— WHAT YOU SHOULD DO —
Pull out every line of the listing below where "content" appears.

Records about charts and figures
____________________

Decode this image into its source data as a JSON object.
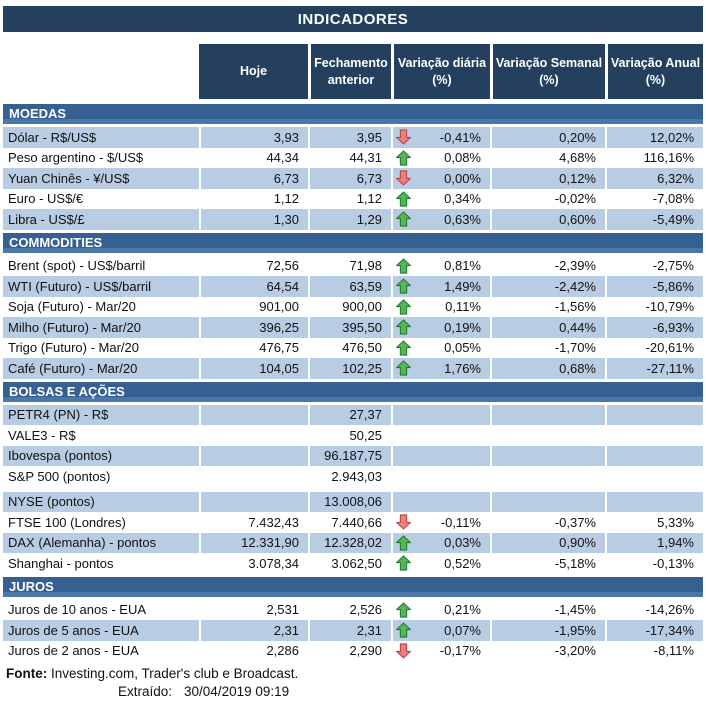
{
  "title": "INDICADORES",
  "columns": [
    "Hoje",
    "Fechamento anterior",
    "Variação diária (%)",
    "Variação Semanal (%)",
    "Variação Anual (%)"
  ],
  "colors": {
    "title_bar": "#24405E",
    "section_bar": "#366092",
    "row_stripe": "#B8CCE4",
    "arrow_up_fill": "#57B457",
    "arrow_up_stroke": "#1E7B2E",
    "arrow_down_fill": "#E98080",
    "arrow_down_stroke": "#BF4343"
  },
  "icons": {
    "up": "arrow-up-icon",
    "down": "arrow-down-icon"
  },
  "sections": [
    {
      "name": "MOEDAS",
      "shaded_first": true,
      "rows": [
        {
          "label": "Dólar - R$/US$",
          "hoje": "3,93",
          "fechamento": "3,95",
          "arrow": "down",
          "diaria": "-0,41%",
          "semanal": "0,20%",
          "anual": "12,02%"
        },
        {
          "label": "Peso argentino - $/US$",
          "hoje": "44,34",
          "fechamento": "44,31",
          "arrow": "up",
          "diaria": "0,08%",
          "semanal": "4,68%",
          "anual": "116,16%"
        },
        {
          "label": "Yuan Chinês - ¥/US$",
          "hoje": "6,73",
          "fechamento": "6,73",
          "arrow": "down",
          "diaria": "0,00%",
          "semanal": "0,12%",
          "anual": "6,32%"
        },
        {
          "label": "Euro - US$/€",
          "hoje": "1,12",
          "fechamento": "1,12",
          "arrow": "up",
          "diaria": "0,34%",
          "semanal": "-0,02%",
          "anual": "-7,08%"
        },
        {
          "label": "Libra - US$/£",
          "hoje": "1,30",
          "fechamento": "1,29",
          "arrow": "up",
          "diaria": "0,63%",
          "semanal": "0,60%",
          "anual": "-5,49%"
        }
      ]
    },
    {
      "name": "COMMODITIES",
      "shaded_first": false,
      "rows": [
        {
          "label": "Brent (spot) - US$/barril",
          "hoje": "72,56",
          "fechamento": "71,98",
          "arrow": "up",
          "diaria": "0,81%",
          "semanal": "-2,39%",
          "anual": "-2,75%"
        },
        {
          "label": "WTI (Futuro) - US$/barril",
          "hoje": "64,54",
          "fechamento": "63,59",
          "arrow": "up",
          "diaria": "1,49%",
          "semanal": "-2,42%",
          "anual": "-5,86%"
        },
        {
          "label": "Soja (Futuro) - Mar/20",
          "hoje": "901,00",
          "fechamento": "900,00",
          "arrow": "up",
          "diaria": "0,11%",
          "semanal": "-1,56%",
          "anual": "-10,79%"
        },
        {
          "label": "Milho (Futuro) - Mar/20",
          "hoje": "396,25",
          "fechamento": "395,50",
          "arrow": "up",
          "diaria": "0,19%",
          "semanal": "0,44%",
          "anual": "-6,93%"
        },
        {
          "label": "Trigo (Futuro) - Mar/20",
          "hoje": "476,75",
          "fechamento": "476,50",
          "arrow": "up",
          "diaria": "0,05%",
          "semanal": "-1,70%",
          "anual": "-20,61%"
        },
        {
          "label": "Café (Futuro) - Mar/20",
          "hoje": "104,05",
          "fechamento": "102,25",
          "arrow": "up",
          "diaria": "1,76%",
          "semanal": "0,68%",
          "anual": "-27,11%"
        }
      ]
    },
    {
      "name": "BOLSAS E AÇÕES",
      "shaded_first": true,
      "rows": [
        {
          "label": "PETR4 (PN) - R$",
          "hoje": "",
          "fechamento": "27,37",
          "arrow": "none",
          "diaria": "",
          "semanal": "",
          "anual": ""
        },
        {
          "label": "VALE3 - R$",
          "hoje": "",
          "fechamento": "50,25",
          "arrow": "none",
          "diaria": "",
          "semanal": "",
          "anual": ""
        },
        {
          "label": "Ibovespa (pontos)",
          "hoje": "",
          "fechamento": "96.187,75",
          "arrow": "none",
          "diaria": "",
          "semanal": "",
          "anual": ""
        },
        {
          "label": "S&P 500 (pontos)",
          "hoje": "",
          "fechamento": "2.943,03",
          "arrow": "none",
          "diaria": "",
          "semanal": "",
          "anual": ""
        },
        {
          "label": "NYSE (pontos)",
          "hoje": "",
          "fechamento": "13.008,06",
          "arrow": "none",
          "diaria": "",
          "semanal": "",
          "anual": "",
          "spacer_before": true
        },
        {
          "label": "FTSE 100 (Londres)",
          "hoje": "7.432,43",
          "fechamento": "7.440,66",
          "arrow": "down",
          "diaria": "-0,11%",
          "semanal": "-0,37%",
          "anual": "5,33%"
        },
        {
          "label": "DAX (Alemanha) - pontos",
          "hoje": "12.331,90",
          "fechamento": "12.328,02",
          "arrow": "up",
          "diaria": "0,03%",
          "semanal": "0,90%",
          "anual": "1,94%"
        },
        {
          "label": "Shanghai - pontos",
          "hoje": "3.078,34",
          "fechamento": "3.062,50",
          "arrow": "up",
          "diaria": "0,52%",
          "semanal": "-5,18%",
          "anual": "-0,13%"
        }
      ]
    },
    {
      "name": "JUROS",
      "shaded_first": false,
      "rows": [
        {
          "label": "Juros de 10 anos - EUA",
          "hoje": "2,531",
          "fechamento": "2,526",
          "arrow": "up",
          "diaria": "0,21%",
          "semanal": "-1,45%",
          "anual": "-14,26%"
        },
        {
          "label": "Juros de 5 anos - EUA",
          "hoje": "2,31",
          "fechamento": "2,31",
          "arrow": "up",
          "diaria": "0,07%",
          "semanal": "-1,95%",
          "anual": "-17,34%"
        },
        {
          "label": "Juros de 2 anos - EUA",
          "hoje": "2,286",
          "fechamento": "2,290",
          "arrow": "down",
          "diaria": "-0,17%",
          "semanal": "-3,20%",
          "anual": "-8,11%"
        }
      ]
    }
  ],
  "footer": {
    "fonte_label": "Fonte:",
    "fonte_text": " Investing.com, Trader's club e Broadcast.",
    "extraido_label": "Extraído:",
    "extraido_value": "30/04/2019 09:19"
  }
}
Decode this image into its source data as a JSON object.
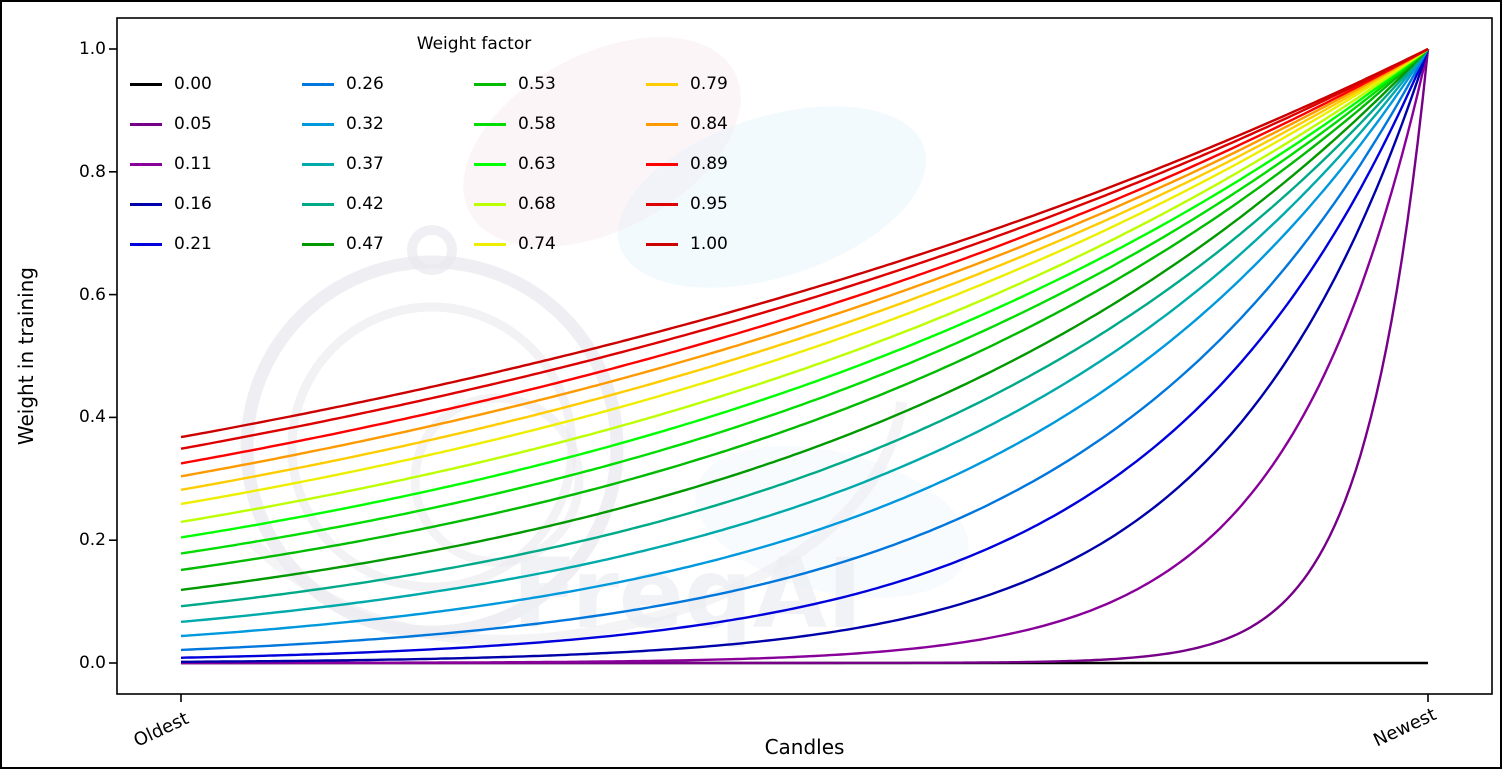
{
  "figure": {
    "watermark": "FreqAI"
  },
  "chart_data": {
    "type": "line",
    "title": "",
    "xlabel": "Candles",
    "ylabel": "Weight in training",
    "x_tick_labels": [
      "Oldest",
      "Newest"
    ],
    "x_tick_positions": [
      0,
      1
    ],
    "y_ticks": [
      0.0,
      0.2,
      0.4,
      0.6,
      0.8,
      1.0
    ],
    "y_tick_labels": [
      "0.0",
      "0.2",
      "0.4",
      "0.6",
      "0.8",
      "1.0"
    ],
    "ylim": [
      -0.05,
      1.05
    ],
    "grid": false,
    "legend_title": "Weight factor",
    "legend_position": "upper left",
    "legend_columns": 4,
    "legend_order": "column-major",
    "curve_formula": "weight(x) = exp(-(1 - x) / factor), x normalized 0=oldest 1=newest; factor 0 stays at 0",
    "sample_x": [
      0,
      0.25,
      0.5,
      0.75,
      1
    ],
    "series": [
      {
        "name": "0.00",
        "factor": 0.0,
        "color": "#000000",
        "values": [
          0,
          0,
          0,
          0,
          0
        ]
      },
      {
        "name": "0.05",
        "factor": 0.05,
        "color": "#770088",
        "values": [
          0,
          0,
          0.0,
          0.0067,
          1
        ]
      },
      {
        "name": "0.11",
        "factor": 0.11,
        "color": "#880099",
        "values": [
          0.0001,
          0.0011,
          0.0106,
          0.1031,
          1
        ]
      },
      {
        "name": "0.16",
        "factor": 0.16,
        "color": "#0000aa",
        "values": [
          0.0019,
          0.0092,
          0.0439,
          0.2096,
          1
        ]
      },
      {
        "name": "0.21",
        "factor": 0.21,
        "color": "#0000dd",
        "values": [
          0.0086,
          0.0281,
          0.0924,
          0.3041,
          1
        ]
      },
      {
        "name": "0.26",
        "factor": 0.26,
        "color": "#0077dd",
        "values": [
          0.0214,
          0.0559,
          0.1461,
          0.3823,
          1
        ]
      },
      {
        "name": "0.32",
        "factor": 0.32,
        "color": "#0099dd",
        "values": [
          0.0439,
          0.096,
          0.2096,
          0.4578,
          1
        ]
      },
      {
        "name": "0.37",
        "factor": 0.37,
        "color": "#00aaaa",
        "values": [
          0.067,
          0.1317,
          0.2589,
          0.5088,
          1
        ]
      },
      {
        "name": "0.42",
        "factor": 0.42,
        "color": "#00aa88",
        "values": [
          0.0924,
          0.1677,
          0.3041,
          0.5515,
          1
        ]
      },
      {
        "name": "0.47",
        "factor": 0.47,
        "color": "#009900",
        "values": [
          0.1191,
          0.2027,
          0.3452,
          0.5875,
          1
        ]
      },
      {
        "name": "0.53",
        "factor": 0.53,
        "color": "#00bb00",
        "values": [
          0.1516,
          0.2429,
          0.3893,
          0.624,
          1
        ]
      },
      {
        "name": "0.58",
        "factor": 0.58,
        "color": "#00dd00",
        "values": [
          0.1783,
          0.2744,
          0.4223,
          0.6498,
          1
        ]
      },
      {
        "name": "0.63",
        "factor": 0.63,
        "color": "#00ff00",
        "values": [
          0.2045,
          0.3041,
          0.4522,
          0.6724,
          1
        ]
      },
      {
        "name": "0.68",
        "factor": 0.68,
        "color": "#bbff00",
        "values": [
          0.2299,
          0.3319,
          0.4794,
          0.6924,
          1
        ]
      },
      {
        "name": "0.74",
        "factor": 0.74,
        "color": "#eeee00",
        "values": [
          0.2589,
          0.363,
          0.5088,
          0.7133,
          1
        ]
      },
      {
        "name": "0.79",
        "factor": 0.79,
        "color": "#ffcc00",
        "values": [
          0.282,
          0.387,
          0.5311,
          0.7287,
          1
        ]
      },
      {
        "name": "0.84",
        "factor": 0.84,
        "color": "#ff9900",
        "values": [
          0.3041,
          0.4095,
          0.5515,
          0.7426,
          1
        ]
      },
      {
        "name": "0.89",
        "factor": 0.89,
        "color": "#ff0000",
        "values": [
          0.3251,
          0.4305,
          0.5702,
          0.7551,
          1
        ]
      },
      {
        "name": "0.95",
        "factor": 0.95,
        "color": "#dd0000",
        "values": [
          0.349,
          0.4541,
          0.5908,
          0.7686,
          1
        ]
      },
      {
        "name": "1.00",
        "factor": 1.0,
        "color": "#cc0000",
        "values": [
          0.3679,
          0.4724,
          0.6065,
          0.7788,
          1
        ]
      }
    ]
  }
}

____________________

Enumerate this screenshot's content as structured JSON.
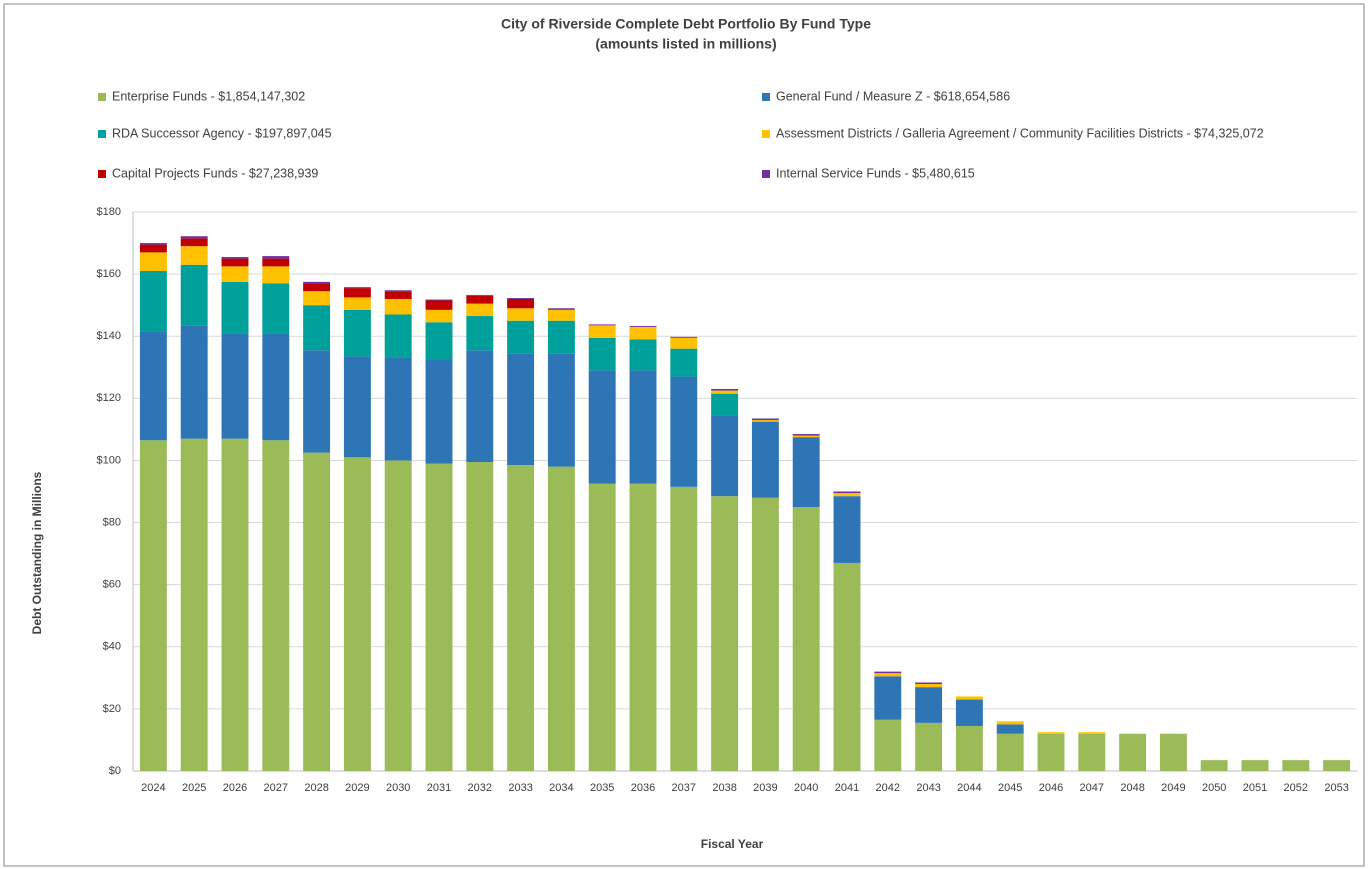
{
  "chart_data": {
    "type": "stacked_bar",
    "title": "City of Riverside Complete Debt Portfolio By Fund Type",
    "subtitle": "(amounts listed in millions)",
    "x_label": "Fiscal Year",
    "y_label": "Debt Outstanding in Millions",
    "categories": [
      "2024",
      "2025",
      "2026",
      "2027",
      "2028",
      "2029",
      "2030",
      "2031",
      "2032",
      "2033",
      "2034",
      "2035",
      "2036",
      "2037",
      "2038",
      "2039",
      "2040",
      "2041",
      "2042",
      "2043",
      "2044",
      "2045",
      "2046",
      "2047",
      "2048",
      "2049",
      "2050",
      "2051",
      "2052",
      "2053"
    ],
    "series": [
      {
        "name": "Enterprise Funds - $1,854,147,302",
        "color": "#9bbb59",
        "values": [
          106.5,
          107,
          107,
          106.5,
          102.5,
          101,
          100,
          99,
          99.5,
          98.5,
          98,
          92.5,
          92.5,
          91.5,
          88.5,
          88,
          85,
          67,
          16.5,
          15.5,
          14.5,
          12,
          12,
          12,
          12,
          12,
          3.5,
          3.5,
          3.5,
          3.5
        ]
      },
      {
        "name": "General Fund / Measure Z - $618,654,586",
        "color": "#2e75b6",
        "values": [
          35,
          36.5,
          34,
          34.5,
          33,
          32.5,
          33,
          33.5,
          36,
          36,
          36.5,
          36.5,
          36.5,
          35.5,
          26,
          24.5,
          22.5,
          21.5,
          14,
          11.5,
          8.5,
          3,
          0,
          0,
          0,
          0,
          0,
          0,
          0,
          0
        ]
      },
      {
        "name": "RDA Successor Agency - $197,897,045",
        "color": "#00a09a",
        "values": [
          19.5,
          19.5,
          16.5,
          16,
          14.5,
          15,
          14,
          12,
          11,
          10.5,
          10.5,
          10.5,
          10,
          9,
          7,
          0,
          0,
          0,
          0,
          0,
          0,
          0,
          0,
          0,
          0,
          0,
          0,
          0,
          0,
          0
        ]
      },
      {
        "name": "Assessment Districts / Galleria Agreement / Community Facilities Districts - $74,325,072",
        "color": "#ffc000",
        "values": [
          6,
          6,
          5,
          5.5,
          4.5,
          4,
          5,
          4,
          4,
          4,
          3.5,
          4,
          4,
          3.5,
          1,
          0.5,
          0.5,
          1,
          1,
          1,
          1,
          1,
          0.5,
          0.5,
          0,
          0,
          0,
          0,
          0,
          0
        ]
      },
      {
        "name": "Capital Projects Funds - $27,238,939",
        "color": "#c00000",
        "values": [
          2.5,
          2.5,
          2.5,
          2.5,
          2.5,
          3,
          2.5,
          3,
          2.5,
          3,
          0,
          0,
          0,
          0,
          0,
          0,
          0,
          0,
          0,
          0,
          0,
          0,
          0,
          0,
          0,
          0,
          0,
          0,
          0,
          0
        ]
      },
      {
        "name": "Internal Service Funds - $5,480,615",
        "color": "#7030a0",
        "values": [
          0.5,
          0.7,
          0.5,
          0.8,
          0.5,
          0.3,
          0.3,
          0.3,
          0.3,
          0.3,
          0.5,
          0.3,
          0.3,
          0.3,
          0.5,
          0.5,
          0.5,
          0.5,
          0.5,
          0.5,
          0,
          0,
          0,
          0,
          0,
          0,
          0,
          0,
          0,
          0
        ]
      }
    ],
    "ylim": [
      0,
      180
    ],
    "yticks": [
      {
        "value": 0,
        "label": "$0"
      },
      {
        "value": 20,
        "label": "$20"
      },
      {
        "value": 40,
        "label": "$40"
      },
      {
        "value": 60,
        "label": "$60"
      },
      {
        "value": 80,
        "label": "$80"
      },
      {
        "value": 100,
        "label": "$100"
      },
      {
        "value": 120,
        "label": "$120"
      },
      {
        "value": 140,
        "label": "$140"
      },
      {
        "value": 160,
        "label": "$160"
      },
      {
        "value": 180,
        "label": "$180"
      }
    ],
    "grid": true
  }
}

____________________

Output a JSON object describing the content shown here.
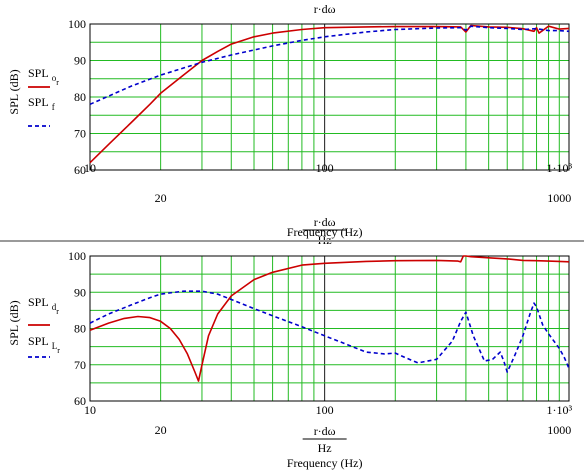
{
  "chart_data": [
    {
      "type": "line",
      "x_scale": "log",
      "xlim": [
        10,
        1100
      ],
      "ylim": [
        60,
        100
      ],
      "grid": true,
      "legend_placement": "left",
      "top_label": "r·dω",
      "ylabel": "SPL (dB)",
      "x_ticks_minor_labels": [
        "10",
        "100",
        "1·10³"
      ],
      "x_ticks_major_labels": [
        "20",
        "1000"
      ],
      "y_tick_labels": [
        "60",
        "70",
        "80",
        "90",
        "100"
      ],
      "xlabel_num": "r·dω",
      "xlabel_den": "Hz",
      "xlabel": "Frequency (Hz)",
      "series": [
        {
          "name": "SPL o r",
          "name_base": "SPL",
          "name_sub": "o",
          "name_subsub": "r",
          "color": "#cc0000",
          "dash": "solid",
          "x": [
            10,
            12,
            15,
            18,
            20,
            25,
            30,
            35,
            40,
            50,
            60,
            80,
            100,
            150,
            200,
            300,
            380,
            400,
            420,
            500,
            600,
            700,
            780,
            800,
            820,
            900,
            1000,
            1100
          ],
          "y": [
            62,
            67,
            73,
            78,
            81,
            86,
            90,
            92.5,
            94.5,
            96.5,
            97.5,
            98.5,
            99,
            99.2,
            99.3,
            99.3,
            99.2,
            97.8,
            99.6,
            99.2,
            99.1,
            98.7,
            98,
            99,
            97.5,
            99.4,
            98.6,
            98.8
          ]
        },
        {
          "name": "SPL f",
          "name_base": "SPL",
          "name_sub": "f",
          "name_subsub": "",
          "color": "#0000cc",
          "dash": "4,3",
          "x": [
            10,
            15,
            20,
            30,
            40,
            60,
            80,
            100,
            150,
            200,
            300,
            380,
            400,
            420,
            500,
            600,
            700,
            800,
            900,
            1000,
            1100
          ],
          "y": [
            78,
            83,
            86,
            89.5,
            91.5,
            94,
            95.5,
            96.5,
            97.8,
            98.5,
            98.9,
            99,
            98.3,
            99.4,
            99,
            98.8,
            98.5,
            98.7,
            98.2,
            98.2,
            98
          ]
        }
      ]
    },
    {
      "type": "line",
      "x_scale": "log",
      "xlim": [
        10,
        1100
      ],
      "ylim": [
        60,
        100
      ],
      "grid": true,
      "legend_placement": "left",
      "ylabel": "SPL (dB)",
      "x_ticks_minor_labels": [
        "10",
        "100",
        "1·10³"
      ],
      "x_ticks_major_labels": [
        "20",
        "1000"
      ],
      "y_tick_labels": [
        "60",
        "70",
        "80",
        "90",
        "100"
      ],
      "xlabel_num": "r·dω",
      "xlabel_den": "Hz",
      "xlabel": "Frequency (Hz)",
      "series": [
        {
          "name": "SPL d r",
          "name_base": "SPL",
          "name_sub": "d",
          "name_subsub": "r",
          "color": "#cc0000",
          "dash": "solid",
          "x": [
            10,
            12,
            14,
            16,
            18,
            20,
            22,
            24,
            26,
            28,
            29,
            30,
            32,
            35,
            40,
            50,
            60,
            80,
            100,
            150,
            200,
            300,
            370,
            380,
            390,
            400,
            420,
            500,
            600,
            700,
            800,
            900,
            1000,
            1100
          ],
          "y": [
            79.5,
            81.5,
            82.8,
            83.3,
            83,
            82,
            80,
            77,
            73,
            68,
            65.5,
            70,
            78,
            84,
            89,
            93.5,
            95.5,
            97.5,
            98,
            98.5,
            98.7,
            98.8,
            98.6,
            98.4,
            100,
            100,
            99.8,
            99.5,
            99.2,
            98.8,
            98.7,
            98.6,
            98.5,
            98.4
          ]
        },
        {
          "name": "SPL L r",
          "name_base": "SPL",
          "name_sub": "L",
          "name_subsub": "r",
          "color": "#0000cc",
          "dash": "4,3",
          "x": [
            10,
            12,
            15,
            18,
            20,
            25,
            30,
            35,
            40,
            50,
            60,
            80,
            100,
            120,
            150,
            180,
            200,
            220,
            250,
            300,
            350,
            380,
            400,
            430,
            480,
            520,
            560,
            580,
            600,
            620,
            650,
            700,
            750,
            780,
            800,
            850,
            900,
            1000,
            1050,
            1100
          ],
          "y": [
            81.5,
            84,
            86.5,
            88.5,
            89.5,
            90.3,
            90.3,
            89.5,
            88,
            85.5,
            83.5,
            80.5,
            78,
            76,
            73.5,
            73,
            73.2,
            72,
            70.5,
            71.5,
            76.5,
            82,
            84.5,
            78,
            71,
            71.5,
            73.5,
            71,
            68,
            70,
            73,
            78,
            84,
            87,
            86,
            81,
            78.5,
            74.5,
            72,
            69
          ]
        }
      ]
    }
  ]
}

____________________

— RESPONSE TO THE TASK —
Enumerate this screenshot's content as structured JSON.
Output a JSON object describing the content shown here.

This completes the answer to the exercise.